◆ TASK INSTRUCTIONS: Scan the material and copy every line in which "chevron" appears.

◆ DATA FOR THIS EXERCISE:
........
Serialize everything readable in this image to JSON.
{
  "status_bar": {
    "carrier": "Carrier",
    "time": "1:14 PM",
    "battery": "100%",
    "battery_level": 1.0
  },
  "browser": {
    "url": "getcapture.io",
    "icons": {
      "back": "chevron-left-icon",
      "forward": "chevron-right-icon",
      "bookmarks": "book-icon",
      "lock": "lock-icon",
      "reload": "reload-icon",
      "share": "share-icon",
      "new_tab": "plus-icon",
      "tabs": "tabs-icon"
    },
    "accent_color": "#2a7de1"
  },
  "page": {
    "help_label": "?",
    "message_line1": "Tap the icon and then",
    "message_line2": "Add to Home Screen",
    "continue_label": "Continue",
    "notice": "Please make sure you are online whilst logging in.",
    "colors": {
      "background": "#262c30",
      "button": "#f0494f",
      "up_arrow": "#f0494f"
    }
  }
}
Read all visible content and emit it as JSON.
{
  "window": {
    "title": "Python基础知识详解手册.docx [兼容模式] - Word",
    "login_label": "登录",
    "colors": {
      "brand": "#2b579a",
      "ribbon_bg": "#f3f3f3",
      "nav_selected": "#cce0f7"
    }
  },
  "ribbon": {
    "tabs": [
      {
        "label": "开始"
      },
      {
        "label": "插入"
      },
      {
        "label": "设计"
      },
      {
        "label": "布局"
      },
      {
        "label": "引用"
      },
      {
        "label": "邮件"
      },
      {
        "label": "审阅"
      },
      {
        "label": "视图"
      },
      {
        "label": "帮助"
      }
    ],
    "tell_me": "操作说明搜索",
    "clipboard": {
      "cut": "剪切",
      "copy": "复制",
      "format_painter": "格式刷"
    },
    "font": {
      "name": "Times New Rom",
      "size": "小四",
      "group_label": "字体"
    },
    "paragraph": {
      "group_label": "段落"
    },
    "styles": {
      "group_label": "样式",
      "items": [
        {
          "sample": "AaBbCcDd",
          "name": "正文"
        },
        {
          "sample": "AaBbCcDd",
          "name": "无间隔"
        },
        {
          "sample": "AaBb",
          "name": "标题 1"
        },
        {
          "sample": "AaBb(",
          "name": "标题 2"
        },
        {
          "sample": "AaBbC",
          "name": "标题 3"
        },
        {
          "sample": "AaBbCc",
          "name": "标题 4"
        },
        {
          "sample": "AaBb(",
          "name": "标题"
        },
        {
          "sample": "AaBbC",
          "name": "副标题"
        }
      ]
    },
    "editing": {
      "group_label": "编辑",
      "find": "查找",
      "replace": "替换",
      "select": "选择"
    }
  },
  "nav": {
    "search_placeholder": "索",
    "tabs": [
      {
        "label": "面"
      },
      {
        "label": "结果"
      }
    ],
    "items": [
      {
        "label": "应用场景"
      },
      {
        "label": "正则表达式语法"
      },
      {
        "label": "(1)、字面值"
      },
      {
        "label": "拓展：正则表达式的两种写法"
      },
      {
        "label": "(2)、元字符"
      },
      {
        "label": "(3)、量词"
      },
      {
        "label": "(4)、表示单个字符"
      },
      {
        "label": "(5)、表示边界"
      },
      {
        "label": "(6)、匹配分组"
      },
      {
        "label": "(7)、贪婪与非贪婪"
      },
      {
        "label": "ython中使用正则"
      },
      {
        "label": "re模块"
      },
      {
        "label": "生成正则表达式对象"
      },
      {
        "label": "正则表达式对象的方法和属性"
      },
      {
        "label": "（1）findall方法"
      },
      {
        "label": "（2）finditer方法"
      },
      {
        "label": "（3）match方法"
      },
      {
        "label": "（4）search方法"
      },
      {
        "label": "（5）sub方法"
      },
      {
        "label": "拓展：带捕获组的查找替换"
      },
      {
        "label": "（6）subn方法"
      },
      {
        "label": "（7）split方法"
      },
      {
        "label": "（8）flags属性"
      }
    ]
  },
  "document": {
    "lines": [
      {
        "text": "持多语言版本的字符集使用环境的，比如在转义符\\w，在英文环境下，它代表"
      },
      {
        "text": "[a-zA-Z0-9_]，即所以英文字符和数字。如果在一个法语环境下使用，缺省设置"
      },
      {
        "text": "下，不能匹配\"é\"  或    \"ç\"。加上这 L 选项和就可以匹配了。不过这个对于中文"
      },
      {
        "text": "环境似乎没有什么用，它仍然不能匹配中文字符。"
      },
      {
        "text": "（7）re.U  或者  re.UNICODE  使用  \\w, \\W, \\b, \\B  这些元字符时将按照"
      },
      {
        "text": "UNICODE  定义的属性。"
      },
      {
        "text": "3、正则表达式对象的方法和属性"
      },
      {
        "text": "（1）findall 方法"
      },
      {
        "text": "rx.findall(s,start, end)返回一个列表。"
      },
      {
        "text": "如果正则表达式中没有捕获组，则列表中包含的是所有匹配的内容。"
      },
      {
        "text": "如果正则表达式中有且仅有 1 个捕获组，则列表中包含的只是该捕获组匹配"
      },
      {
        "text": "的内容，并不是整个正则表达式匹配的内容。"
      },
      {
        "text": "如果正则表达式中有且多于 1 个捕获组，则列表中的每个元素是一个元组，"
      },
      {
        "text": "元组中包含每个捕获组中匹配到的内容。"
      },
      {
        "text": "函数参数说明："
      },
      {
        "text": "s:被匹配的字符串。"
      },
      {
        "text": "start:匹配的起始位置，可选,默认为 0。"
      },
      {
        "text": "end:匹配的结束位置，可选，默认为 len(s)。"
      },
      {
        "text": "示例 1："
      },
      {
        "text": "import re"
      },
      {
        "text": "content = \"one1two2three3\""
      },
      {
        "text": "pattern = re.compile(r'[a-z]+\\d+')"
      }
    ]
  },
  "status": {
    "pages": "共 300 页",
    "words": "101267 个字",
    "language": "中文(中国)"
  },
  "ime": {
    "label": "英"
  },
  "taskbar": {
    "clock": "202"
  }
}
........
◆ COMPLETE ANSWER:
      "back": "chevron-left-icon",
      "forward": "chevron-right-icon",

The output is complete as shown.